== What the task requires ==
Copy out all the lines where "does" shows up.
# start of Recorded information
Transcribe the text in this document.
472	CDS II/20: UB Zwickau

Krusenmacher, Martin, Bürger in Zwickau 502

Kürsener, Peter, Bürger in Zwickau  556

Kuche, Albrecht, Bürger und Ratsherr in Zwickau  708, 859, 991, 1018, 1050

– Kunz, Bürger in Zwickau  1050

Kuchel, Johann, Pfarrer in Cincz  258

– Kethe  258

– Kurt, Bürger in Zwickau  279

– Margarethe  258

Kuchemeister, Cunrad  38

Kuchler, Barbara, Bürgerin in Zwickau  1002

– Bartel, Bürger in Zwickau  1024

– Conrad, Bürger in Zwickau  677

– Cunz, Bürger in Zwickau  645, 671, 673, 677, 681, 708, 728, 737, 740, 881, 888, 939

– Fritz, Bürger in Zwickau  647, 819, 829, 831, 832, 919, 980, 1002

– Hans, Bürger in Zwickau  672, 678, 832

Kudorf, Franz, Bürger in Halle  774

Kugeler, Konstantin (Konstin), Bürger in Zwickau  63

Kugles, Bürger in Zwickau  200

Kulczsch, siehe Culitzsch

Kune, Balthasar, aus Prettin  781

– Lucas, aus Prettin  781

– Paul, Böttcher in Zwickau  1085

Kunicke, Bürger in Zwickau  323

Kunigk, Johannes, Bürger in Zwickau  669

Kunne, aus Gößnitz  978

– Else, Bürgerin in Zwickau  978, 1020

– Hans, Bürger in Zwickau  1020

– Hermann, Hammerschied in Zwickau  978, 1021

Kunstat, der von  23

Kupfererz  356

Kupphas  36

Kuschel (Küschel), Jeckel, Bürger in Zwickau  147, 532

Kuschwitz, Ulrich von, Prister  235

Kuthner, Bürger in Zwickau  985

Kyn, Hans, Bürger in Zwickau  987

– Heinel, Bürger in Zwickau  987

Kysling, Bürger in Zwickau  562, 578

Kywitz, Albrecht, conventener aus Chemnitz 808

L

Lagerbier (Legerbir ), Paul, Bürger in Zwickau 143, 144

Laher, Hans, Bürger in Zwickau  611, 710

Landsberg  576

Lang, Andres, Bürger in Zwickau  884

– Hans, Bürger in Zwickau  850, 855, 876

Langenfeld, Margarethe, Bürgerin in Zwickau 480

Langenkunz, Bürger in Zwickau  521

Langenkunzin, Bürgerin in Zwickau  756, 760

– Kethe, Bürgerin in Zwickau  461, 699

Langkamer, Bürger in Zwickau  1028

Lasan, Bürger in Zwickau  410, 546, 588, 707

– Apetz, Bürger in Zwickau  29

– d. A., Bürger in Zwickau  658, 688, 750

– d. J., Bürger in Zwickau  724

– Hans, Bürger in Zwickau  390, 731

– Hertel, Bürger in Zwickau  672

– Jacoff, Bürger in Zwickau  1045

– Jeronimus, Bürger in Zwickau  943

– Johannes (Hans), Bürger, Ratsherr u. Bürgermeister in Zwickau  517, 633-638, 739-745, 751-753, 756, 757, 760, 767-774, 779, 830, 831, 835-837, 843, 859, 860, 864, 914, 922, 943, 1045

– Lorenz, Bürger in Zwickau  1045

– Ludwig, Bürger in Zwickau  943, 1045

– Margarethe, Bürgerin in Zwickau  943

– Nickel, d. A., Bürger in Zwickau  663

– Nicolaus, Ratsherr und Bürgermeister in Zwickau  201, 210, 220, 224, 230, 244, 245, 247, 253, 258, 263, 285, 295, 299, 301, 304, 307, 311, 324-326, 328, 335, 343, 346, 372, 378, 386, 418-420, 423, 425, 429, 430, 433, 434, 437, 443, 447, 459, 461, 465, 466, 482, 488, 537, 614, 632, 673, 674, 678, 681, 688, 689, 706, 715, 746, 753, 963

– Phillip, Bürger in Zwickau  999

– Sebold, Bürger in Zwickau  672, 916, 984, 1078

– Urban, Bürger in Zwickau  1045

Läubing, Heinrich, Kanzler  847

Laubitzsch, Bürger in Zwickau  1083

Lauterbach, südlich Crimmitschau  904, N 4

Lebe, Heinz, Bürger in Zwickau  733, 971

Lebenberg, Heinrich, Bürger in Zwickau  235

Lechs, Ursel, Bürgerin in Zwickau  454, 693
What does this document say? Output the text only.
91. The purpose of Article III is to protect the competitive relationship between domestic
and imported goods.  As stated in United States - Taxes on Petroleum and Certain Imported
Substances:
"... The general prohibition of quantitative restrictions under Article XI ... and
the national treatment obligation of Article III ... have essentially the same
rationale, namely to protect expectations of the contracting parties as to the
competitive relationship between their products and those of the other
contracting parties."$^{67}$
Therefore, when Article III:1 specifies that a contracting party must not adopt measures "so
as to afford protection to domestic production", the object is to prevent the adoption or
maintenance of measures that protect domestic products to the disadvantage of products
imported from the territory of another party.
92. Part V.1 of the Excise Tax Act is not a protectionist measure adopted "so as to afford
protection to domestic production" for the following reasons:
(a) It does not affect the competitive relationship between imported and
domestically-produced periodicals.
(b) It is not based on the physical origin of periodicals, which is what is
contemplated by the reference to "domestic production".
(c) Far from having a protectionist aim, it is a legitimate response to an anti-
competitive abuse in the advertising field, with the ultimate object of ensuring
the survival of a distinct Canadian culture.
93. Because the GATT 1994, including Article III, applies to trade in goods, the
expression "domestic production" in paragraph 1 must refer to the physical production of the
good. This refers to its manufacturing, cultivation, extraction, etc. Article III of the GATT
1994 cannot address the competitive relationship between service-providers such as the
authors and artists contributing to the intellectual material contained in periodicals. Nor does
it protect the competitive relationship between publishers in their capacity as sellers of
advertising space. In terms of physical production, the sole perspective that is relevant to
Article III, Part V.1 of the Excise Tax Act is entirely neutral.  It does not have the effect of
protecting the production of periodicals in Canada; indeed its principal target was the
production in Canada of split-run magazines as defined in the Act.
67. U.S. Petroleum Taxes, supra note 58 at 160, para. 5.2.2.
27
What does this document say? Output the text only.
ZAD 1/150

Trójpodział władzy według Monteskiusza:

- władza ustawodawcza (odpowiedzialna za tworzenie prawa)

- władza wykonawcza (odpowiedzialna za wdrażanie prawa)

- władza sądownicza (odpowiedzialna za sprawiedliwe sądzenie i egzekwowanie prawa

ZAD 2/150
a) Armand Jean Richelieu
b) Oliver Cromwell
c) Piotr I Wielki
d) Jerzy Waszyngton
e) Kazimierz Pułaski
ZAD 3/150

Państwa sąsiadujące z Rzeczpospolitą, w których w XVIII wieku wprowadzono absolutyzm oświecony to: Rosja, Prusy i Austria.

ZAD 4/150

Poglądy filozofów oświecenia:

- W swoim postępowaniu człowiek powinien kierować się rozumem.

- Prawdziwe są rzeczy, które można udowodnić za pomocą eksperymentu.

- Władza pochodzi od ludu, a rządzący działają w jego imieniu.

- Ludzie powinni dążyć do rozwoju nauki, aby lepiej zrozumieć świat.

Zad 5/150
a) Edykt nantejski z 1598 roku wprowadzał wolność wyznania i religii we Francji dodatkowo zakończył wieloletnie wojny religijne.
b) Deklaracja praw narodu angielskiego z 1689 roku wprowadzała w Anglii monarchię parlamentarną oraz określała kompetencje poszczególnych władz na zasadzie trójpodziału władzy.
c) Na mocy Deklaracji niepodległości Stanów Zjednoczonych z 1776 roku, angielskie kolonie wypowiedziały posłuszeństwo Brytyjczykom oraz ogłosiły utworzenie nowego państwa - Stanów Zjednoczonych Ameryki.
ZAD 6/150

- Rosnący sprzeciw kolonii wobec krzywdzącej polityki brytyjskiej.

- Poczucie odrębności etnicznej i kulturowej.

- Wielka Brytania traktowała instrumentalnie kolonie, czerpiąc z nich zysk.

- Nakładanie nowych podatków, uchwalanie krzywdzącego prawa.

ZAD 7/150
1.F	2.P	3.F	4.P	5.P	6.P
# end of Recorded information
== Answer ==
What does this document say? Output the text only.
(a) It does not affect the competitive relationship between imported and
authors and artists contributing to the intellectual material contained in periodicals. Nor does
Article III, Part V.1 of the Excise Tax Act is entirely neutral.  It does not have the effect of
What does this document say? Output the text only.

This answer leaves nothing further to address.